**WHAT NEEDS TO BE DONE:** Return all lines where the word "JSON" can be found.

**RECORDS TO USE:**
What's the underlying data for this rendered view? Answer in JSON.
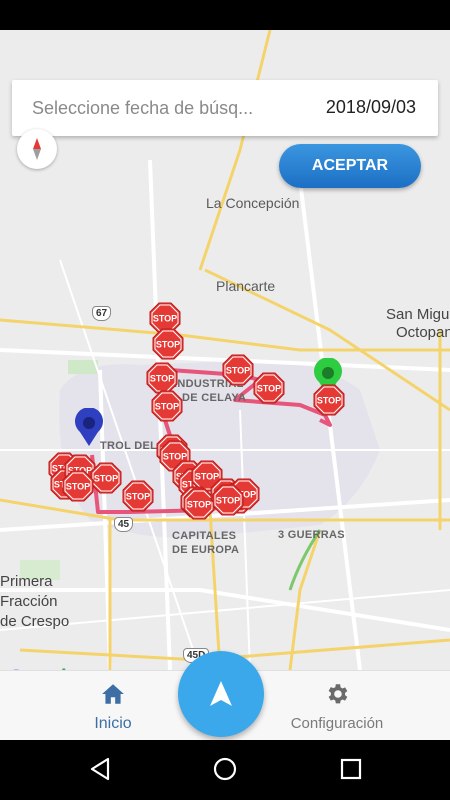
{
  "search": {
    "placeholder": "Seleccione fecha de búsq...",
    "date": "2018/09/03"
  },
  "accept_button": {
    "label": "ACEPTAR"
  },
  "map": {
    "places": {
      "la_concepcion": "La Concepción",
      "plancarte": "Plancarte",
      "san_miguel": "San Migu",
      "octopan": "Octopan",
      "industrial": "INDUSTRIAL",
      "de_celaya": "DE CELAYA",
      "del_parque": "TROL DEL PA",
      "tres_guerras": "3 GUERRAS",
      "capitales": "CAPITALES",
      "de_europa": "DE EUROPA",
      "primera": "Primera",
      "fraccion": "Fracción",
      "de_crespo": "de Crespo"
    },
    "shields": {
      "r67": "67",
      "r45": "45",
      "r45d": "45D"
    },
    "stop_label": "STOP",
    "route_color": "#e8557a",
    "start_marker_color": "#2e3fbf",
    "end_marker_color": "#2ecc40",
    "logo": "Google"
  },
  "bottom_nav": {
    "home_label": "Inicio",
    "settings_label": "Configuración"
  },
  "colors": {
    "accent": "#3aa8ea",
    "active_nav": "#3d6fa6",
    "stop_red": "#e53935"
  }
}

--

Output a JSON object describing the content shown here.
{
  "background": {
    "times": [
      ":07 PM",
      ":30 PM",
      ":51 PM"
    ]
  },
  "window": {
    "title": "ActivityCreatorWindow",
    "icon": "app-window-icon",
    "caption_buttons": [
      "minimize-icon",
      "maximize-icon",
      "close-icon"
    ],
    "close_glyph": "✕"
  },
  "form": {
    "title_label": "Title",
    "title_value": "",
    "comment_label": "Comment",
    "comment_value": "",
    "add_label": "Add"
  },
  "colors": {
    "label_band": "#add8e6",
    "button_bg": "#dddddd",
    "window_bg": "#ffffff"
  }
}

**RESULT:**
What's the underlying data for this rendered view? Answer in JSON.
Output a JSON object describing the content shown here.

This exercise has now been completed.